### Your objective
Search the data below for the word "الغلة" and copy each line that holds it.

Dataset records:

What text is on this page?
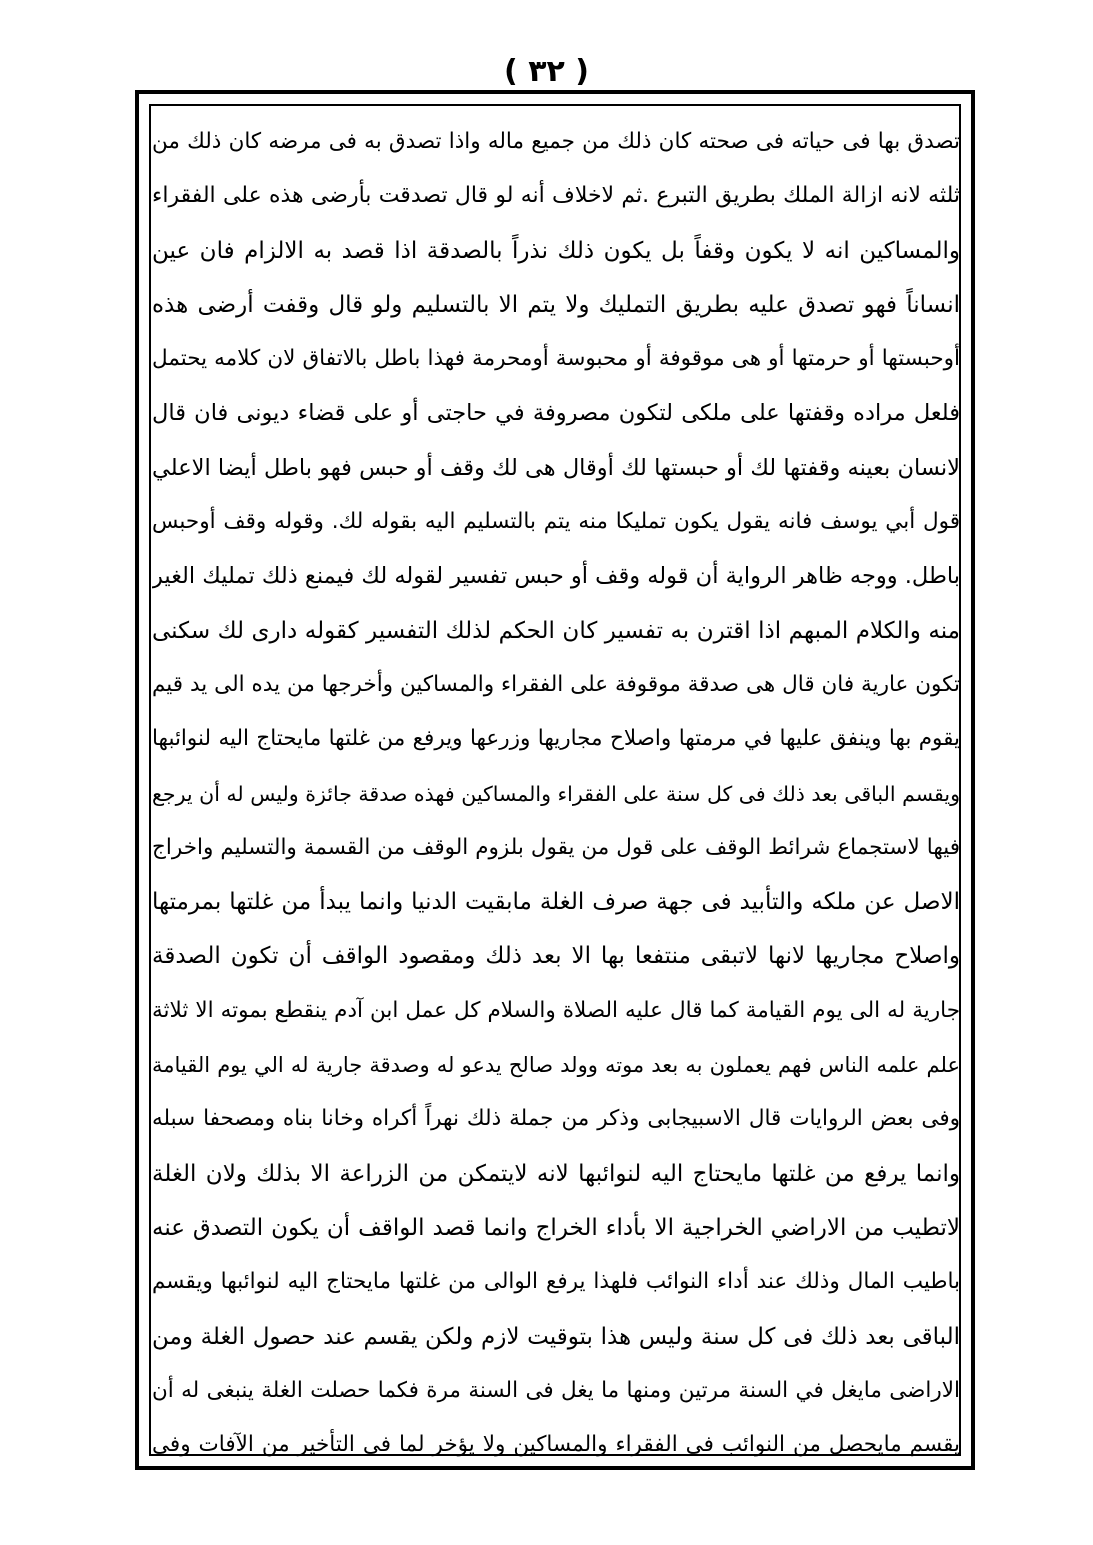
( ٣٢ )
تصدق بها فى حياته فى صحته كان ذلك من جميع ماله واذا تصدق به فى مرضه كان ذلك من
ثلثه لانه ازالة الملك بطريق التبرع .ثم لاخلاف أنه لو قال تصدقت بأرضى هذه على الفقراء
والمساكين انه لا يكون وقفاً بل يكون ذلك نذراً بالصدقة اذا قصد به الالزام فان عين
انساناً فهو تصدق عليه بطريق التمليك ولا يتم الا بالتسليم ولو قال وقفت أرضى هذه
أوحبستها أو حرمتها أو هى موقوفة أو محبوسة أومحرمة فهذا باطل بالاتفاق لان كلامه يحتمل
فلعل مراده وقفتها على ملكى لتكون مصروفة في حاجتى أو على قضاء ديونى فان قال
لانسان بعينه وقفتها لك أو حبستها لك أوقال هى لك وقف أو حبس فهو باطل أيضا الاعلي
قول أبي يوسف فانه يقول يكون تمليكا منه يتم بالتسليم اليه بقوله لك. وقوله وقف أوحبس
باطل. ووجه ظاهر الرواية أن قوله وقف أو حبس تفسير لقوله لك فيمنع ذلك تمليك الغير
منه والكلام المبهم اذا اقترن به تفسير كان الحكم لذلك التفسير كقوله دارى لك سكنى
تكون عارية فان قال هى صدقة موقوفة على الفقراء والمساكين وأخرجها من يده الى يد قيم
يقوم بها وينفق عليها في مرمتها واصلاح مجاريها وزرعها ويرفع من غلتها مايحتاج اليه لنوائبها
ويقسم الباقى بعد ذلك فى كل سنة على الفقراء والمساكين فهذه صدقة جائزة وليس له أن يرجع
فيها لاستجماع شرائط الوقف على قول من يقول بلزوم الوقف من القسمة والتسليم واخراج
الاصل عن ملكه والتأبيد فى جهة صرف الغلة مابقيت الدنيا وانما يبدأ من غلتها بمرمتها
واصلاح مجاريها لانها لاتبقى منتفعا بها الا بعد ذلك ومقصود الواقف أن تكون الصدقة
جارية له الى يوم القيامة كما قال عليه الصلاة والسلام كل عمل ابن آدم ينقطع بموته الا ثلاثة
علم علمه الناس فهم يعملون به بعد موته وولد صالح يدعو له وصدقة جارية له الي يوم القيامة
وفى بعض الروايات قال الاسبيجابى وذكر من جملة ذلك نهراً أكراه وخانا بناه ومصحفا سبله
وانما يرفع من غلتها مايحتاج اليه لنوائبها لانه لايتمكن من الزراعة الا بذلك ولان الغلة
لاتطيب من الاراضي الخراجية الا بأداء الخراج وانما قصد الواقف أن يكون التصدق عنه
باطيب المال وذلك عند أداء النوائب فلهذا يرفع الوالى من غلتها مايحتاج اليه لنوائبها ويقسم
الباقى بعد ذلك فى كل سنة وليس هذا بتوقيت لازم ولكن يقسم عند حصول الغلة ومن
الاراضى مايغل في السنة مرتين ومنها ما يغل فى السنة مرة فكما حصلت الغلة ينبغى له أن
يقسم مايحصل من النوائب فى الفقراء والمساكين ولا يؤخر لما فى التأخير من الآفات وفى
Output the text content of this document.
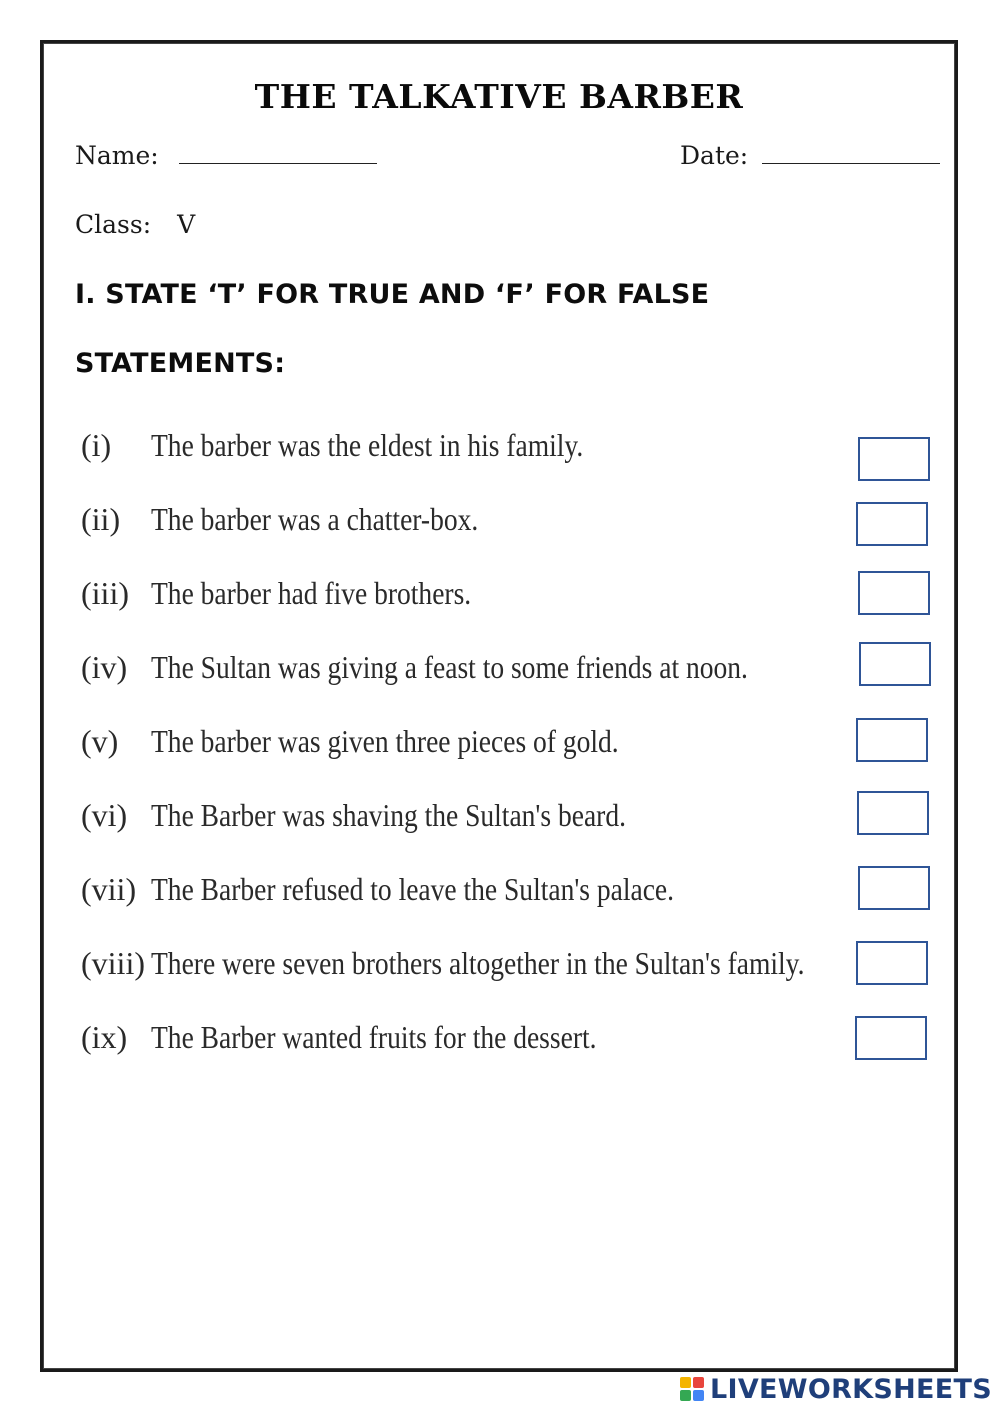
THE TALKATIVE BARBER
Name:	Date:
Class: V
I. STATE ‘T’ FOR TRUE AND ‘F’ FOR FALSE
STATEMENTS:
(i) The barber was the eldest in his family.
(ii) The barber was a chatter-box.
(iii) The barber had five brothers.
(iv) The Sultan was giving a feast to some friends at noon.
(v) The barber was given three pieces of gold.
(vi) The Barber was shaving the Sultan's beard.
(vii) The Barber refused to leave the Sultan's palace.
(viii) There were seven brothers altogether in the Sultan's family.
(ix) The Barber wanted fruits for the dessert.
LIVEWORKSHEETS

### Correct result
الاصل عن ملكه والتأبيد فى جهة صرف الغلة مابقيت الدنيا وانما يبدأ من غلتها بمرمتها
وانما يرفع من غلتها مايحتاج اليه لنوائبها لانه لايتمكن من الزراعة الا بذلك ولان الغلة
الباقى بعد ذلك فى كل سنة وليس هذا بتوقيت لازم ولكن يقسم عند حصول الغلة ومن
الاراضى مايغل في السنة مرتين ومنها ما يغل فى السنة مرة فكما حصلت الغلة ينبغى له أن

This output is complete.